* **Given passage**
Further preferred is the method according to the present invention, wherein the epigenetic modification comprises a temporary induction of the expression of the complex according to the present invention and optionally the one or more guide RNA, for example using an antibiotic, such as a tetracycline, such as doxycycline. For this, preferably, each of the nucleic acids encoding for an effector domain, CD and/or CDscFV comprises an inducible promotor, such as a tet-responsive promoter, for example a dox-responsive promoter. This then allows for the temporary induction of the expression of the complex or parts thereof, in particular the effector/s, and thus an additionally preferred functional control.
Preferred is the method according to the present invention, wherein the complex comprises at least two or more, at least three or more, at least four or more, or at least five or more different effector domains, such as, for example a combination of Setd2- CDscFV for H3K36me3 and Prdm9-CDscFV for H3K4me3, and preferably no KRAB and/or VPR effector domain.
Still another aspect of the present invention then relates to a method for specifically epigenetically modifying chromatin in a cell, tissue, cellular nucleus, and/or sample comprising chromatin, comprising introducing into the cell, tissue, cellular nucleus, and/or sample the complex according to the present invention, and one or more guide RNA, thereby specifically epigenetically modifying chromatin in the cell, tissue, cellular nucleus, and/or sample.
As mentioned above, a major advantage of the complex according to the present invention is the possibility to specifically “tune” the chromatin modifying activity based on a specific selection and thus combination of the effector domains as used, such as, for example, a specific DNA methylation activity, a histone methylation activity, a specific histone acetylation or ubiquitination activity, and/or a specific chromatin demethylation/deacetylation activity or combinations thereof. The chromatin modification thus may comprise histone methylation, DNA methylation, histone acetylation, histone ubiquitination, DNA demethylation, histone deacetylation, multiplexed epigenetic editing of histones, H3K9me2/3 + DNA methylation, H3K4me3 + H3K36me3, H3K4me3 + H3K79me2, H3K36me3 + H3K79me2, H3K9me2/3 + H4K20me3, bivalent epigenetic editing of histones, and/or polycomb epigenetic editing of histones.
Preferred is a method according to the present invention, wherein the epigenetic modification or tuning comprises a temporary induction of the expression of the complex according to the present invention and the one or more guide RNA.
Thus, preferred is a method according to the present invention, wherein the complex comprises at least two or more, at least three or more, at least four or more, or at least five or more different effector domains, such as, for example a combination of Setd2- CDscFV for H3K36me3 and Prdm9-CDscFV for H3K4me3, and preferably no KRAB and/or VPR effector domain.
Yet another aspect of the present invention then relates to a method for modulating the expression of at least one target DNA sequence in a cell, tissue, cellular nucleus, and/or sample comprising chromatin, said method comprising: introducing into the cell, tissue,
cellular nucleus, and/or sample the complex according to the present invention, and one or more guide RNA sequence that is specific for the at least one target DNA sequence, thereby specifically epigenetically modulating the expression of at least one target DNA sequence in the cell, tissue, cellular nucleus, and/or sample.

* **Exercise instructions**
1) Retype the part of the excerpt on epigenetic chromatin modification that opens with the words containing "Still another aspect" and closes with "chromatin in the cell, tissue, cellular nucleus, and/or sample.".
2) According to the excerpt on epigenetic chromatin modification, which specific antibiotic is named as an example for temporarily inducing expression of the complex?

* **Information supplied**

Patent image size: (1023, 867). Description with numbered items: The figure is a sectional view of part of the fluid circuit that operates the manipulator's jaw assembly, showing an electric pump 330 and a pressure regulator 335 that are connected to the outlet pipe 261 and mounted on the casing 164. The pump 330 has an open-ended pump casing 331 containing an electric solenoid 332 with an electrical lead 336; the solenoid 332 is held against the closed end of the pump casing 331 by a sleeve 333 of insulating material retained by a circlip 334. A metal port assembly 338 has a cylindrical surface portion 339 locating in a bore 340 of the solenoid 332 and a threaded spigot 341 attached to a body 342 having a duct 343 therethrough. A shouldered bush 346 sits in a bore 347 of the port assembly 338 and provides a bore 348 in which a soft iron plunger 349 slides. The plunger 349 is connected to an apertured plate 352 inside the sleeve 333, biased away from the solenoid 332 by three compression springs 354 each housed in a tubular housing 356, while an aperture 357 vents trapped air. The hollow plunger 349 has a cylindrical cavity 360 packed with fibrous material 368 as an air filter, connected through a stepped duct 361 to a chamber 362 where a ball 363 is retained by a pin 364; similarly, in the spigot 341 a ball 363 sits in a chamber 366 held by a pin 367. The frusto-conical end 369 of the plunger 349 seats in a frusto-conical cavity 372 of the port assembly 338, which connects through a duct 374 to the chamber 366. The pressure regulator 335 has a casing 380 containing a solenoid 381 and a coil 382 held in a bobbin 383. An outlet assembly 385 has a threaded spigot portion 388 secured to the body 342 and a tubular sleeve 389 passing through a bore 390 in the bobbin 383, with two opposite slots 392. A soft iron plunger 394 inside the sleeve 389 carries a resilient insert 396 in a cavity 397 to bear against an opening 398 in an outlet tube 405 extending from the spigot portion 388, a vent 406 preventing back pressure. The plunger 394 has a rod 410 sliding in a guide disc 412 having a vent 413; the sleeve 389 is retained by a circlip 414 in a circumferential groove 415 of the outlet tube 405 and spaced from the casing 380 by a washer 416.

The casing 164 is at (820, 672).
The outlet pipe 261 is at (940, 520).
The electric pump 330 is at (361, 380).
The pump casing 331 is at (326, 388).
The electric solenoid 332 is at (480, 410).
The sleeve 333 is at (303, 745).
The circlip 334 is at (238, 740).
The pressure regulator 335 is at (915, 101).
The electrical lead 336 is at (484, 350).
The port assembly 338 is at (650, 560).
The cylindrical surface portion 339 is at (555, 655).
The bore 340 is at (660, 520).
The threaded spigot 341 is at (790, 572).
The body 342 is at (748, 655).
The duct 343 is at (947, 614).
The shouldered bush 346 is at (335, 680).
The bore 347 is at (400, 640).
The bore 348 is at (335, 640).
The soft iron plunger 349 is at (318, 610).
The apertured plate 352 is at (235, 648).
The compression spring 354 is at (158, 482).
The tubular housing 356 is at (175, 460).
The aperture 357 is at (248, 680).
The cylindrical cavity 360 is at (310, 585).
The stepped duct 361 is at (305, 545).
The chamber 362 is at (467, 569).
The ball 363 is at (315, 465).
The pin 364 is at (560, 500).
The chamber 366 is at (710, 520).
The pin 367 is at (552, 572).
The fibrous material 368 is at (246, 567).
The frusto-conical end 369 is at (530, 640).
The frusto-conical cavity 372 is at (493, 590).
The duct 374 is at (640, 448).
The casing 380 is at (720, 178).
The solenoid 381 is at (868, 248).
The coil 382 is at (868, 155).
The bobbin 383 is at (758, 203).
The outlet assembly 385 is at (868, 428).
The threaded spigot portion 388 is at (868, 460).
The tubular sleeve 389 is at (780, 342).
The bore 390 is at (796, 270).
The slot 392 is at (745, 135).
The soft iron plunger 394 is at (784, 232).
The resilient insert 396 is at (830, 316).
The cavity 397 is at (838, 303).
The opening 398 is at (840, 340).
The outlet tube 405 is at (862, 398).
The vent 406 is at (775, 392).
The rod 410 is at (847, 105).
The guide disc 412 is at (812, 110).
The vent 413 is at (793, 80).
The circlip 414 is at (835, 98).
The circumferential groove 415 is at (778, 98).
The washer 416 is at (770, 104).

* **Results of the exercise**
1)
Still another aspect of the present invention then relates to a method for specifically epigenetically modifying chromatin in a cell, tissue, cellular nucleus, and/or sample comprising chromatin, comprising introducing into the cell, tissue, cellular nucleus, and/or sample the complex according to the present invention, and one or more guide RNA, thereby specifically epigenetically modifying chromatin in the cell, tissue, cellular nucleus, and/or sample.

2) Doxycycline.